Prompt:
Working from the line that contains "Output a JSON" down to the last line below, repeat each line exactly.

Data extract:

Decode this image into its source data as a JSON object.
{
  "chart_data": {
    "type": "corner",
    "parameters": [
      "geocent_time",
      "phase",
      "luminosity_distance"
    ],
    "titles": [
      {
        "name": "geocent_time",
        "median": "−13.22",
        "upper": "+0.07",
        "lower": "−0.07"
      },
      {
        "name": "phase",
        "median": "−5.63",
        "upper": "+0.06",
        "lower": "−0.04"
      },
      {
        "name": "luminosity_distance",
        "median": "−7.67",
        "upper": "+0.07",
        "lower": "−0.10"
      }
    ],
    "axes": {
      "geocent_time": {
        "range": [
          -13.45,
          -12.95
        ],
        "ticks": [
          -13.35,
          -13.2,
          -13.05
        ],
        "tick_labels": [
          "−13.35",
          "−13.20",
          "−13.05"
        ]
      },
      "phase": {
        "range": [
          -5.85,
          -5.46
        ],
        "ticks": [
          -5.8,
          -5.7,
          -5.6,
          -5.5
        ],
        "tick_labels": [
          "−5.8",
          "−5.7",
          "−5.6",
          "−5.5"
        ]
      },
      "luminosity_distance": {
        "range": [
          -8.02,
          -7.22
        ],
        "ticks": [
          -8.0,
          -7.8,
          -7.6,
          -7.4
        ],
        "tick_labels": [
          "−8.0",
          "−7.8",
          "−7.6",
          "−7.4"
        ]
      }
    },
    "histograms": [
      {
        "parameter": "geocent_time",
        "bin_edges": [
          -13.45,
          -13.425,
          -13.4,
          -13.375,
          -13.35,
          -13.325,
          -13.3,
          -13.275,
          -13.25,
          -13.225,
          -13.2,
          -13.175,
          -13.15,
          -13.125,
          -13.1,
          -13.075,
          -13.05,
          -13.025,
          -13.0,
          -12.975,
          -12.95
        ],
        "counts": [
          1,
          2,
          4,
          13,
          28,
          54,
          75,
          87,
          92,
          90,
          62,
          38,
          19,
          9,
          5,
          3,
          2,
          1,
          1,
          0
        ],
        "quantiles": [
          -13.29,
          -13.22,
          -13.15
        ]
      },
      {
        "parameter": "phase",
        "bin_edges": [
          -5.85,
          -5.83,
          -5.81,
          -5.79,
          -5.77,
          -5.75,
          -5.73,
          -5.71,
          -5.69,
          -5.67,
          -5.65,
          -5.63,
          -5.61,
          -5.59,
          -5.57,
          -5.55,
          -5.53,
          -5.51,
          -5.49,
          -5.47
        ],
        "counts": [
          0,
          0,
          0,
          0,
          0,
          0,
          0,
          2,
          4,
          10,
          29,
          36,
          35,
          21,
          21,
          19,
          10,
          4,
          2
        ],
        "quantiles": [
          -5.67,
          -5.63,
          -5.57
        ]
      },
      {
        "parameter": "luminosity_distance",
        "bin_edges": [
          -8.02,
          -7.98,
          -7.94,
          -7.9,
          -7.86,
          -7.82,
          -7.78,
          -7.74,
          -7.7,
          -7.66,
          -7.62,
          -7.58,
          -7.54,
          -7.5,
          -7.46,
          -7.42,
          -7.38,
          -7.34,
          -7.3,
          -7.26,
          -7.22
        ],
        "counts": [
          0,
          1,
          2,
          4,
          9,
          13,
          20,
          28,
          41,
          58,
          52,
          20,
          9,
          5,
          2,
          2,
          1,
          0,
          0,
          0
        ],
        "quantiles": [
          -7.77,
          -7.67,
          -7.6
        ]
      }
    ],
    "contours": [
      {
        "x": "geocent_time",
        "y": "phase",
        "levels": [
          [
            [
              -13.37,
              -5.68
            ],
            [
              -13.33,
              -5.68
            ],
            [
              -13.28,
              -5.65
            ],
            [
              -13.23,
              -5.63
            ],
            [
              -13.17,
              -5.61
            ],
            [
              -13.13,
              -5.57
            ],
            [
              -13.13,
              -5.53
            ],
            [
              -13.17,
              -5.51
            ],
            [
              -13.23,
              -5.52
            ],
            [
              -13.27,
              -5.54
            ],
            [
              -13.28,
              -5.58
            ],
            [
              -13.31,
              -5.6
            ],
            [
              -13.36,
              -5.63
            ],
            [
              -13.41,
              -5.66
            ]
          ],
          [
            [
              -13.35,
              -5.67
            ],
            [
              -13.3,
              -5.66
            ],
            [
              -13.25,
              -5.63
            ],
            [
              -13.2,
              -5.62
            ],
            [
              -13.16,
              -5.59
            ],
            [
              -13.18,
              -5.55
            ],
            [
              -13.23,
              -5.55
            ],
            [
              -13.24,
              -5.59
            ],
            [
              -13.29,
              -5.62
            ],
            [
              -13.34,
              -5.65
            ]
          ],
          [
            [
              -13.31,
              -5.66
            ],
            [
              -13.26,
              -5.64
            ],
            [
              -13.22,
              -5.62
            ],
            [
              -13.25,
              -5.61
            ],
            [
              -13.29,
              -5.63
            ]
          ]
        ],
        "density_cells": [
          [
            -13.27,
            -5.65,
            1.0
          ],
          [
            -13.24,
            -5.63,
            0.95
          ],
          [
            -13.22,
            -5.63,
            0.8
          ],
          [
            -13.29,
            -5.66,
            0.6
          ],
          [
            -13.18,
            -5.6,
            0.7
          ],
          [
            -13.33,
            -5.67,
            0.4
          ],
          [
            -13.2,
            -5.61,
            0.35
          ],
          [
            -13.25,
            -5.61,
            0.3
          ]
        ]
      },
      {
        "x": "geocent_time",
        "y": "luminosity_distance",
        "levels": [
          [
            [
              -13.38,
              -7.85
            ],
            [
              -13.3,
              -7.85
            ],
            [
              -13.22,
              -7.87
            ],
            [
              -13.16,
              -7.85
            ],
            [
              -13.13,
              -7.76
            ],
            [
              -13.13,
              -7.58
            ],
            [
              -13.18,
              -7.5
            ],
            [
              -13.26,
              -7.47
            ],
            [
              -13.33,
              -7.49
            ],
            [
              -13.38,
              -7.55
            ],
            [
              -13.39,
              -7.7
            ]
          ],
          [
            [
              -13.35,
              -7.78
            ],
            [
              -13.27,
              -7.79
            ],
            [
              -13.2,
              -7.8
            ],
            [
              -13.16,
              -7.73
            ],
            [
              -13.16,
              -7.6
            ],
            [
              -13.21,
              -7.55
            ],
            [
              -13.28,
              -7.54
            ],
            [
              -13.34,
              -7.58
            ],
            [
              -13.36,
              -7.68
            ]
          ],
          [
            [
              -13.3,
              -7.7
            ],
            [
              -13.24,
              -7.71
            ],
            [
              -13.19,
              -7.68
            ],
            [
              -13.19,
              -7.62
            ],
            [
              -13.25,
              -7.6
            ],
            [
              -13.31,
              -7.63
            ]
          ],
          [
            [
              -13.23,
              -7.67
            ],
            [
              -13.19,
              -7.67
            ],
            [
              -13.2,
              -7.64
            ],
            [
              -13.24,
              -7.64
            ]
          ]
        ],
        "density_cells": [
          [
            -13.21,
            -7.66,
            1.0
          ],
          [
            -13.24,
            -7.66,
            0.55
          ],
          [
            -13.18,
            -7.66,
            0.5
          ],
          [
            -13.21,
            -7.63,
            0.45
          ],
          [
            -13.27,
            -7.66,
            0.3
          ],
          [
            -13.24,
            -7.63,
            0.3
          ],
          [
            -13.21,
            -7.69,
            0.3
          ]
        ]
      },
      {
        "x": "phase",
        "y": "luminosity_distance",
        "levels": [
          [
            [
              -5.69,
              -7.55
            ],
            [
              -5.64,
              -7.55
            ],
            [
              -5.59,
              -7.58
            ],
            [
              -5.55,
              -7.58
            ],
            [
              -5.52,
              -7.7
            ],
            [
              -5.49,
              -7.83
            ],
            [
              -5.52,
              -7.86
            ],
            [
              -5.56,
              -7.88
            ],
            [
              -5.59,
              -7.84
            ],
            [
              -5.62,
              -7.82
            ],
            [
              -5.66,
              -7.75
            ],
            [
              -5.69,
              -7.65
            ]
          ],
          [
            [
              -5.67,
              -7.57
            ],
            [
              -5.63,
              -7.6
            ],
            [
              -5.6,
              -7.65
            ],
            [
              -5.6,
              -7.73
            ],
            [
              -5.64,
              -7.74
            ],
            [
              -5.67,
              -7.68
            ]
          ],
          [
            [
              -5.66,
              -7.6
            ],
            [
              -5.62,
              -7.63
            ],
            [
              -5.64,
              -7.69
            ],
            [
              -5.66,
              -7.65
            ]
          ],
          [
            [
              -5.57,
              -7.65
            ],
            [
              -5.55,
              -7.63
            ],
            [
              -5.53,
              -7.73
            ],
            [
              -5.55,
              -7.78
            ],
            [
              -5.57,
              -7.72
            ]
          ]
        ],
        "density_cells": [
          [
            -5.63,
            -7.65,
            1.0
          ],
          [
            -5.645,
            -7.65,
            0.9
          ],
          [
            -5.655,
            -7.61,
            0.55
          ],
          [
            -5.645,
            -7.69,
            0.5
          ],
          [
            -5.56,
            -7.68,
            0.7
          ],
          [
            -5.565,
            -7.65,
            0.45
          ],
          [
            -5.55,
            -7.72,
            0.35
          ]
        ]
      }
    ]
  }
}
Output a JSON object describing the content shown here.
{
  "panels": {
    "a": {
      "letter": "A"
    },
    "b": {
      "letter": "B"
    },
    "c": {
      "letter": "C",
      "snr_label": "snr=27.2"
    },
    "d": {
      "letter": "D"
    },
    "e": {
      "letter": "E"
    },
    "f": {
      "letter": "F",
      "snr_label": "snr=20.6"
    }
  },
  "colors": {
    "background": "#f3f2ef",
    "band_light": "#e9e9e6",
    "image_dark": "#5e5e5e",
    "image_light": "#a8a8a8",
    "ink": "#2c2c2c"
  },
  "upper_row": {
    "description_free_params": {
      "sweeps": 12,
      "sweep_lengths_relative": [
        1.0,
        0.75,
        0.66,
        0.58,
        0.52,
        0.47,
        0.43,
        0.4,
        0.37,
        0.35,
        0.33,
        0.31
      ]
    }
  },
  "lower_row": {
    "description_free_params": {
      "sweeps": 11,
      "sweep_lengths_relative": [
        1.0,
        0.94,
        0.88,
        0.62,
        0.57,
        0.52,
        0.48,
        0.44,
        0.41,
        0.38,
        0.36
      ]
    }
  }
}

Finished exercise:
Output a JSON object describing the content shown here.
{
  "panels": {
    "a": {
      "letter": "A"
    },
    "b": {
      "letter": "B"
    },
    "c": {
      "letter": "C",
      "snr_label": "snr=27.2"
    },
    "d": {
      "letter": "D"
    },
    "e": {
      "letter": "E"
    },
    "f": {
      "letter": "F",
      "snr_label": "snr=20.6"
    }
  },
  "colors": {
    "background": "#f3f2ef",
    "band_light": "#e9e9e6",
    "image_dark": "#5e5e5e",
    "image_light": "#a8a8a8",
    "ink": "#2c2c2c"
  },
  "upper_row": {
    "description_free_params": {
      "sweeps": 12,
      "sweep_lengths_relative": [
        1.0,
        0.75,
        0.66,
        0.58,
        0.52,
        0.47,
        0.43,
        0.4,
        0.37,
        0.35,
        0.33,
        0.31
      ]
    }
  },
  "lower_row": {
    "description_free_params": {
      "sweeps": 11,
      "sweep_lengths_relative": [
        1.0,
        0.94,
        0.88,
        0.62,
        0.57,
        0.52,
        0.48,
        0.44,
        0.41,
        0.38,
        0.36
      ]
    }
  }
}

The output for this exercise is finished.